REQUEST. List every line below containing "their".

ROWS.
━━━━━━━━━━━━━━━━━━━━

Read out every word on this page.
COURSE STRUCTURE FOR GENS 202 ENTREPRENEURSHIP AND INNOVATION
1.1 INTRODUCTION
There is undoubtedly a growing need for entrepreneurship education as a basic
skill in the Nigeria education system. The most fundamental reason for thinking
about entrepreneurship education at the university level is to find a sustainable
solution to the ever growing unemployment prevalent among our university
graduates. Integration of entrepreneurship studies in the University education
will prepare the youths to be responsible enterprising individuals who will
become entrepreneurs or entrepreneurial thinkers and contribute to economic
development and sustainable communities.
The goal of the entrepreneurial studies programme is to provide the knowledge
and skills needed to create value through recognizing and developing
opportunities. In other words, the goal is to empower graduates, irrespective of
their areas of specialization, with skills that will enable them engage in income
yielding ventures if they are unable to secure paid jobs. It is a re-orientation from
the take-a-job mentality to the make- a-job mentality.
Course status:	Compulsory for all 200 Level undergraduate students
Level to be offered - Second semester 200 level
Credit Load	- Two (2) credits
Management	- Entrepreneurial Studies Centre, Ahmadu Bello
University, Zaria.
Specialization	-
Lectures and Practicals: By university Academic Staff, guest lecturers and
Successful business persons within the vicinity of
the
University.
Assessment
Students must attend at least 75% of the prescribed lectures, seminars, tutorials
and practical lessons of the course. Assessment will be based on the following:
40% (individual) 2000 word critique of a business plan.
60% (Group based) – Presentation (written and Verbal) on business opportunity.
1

━━━━━━━━━━━━━━━━━━━━

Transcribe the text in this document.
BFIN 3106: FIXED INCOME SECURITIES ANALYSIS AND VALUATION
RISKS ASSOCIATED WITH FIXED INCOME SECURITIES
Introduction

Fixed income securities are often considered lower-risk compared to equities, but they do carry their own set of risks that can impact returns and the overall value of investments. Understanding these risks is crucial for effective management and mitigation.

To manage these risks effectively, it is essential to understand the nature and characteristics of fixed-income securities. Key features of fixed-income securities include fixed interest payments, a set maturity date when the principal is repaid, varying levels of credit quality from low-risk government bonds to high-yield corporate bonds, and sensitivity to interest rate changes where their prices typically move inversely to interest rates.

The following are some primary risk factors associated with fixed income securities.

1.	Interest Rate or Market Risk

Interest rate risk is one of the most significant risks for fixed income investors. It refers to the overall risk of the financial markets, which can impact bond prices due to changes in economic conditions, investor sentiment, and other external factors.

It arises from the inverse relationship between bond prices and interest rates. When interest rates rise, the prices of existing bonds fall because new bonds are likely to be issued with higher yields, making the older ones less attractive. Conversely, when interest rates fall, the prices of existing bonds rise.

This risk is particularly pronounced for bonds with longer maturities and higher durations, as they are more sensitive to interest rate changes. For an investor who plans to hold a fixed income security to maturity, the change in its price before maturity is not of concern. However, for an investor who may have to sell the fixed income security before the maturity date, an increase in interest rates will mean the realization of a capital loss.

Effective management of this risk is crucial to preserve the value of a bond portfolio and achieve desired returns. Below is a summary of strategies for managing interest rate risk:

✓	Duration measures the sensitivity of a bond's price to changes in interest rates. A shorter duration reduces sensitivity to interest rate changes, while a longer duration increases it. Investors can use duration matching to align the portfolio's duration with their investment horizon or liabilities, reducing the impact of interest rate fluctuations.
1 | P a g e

━━━━━━━━━━━━━━━━━━━━

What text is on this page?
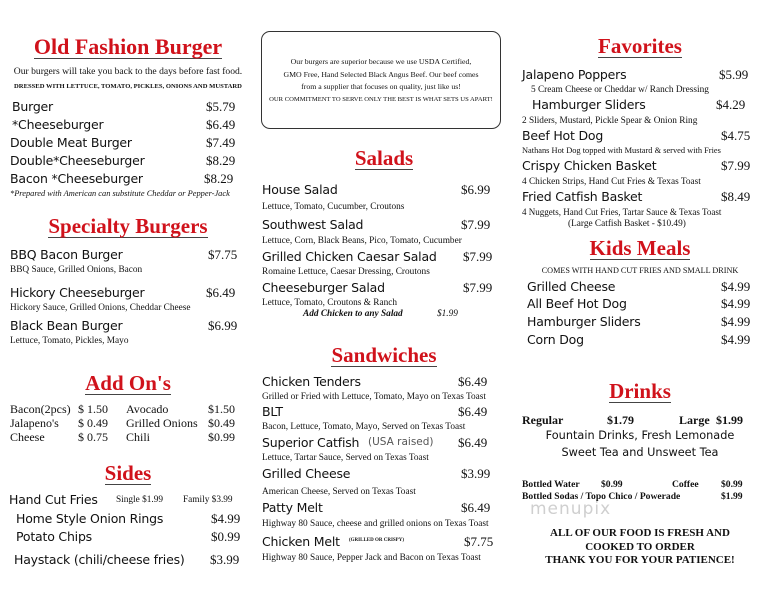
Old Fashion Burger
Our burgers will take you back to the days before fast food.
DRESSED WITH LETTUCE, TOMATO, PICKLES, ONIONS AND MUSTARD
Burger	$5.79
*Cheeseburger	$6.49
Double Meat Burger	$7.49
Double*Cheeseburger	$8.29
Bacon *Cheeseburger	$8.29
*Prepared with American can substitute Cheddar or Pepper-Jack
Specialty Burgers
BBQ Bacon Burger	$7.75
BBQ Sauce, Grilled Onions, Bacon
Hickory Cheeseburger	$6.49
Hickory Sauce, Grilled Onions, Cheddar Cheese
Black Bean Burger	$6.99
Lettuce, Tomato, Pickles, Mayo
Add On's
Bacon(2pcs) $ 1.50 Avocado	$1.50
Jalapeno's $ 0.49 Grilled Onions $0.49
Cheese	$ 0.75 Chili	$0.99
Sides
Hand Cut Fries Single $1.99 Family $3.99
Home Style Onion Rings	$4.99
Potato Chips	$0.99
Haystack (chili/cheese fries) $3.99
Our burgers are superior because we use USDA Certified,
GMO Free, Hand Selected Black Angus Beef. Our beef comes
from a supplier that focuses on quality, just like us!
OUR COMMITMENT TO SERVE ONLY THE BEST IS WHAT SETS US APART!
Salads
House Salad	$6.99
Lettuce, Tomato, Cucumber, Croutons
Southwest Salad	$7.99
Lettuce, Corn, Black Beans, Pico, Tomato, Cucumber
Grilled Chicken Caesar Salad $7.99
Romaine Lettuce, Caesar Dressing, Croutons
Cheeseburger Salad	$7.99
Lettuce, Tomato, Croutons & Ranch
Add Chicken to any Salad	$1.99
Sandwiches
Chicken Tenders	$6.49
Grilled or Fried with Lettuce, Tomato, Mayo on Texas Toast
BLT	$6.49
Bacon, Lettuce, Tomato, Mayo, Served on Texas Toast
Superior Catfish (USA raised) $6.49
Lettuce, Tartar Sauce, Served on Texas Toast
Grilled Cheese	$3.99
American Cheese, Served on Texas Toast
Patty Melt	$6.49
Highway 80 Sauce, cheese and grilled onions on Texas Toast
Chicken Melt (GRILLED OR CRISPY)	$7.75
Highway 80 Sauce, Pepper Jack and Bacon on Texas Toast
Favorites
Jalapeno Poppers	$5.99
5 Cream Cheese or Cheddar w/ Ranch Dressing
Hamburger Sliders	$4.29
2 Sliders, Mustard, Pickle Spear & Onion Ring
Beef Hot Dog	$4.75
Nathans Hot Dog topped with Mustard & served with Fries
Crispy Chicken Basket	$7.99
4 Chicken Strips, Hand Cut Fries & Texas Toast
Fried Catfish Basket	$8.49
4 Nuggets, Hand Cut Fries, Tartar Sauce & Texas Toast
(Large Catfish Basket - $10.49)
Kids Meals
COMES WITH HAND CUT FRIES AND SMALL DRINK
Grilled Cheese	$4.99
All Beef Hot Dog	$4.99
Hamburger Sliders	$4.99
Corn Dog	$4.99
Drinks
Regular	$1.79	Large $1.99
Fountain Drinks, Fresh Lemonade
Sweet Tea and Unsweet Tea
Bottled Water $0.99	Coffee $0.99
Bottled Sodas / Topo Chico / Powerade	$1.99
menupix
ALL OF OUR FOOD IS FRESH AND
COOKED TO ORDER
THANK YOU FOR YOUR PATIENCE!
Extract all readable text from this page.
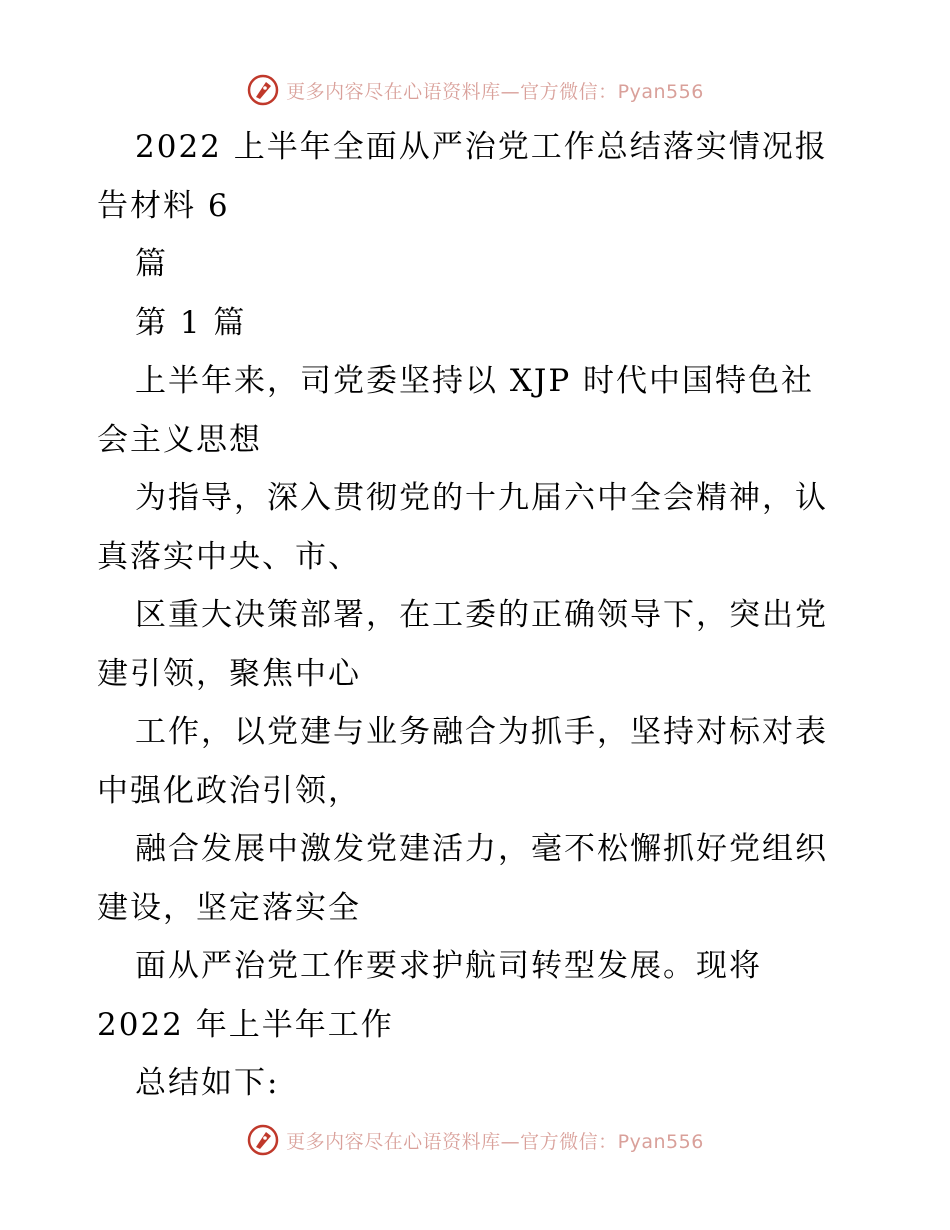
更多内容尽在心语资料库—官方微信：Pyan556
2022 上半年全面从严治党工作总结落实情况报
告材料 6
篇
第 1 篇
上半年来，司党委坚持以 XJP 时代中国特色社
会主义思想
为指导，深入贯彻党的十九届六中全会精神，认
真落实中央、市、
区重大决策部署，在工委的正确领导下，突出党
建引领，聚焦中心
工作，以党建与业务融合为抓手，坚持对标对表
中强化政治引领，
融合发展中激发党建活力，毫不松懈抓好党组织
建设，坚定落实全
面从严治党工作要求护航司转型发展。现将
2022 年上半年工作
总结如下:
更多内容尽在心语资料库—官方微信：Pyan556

━━━━━━━━━━━━━━━━━━━━

SOLUTION FOR THIS PROBLEM.
their areas of specialization, with skills that will enable them engage in income
Fixed income securities are often considered lower-risk compared to equities, but they do carry their own set of risks that can impact returns and the overall value of investments. Understanding these risks is crucial for effective management and mitigation.
To manage these risks effectively, it is essential to understand the nature and characteristics of fixed-income securities. Key features of fixed-income securities include fixed interest payments, a set maturity date when the principal is repaid, varying levels of credit quality from low-risk government bonds to high-yield corporate bonds, and sensitivity to interest rate changes where their prices typically move inversely to interest rates.
✓	Duration measures the sensitivity of a bond's price to changes in interest rates. A shorter duration reduces sensitivity to interest rate changes, while a longer duration increases it. Investors can use duration matching to align the portfolio's duration with their investment horizon or liabilities, reducing the impact of interest rate fluctuations.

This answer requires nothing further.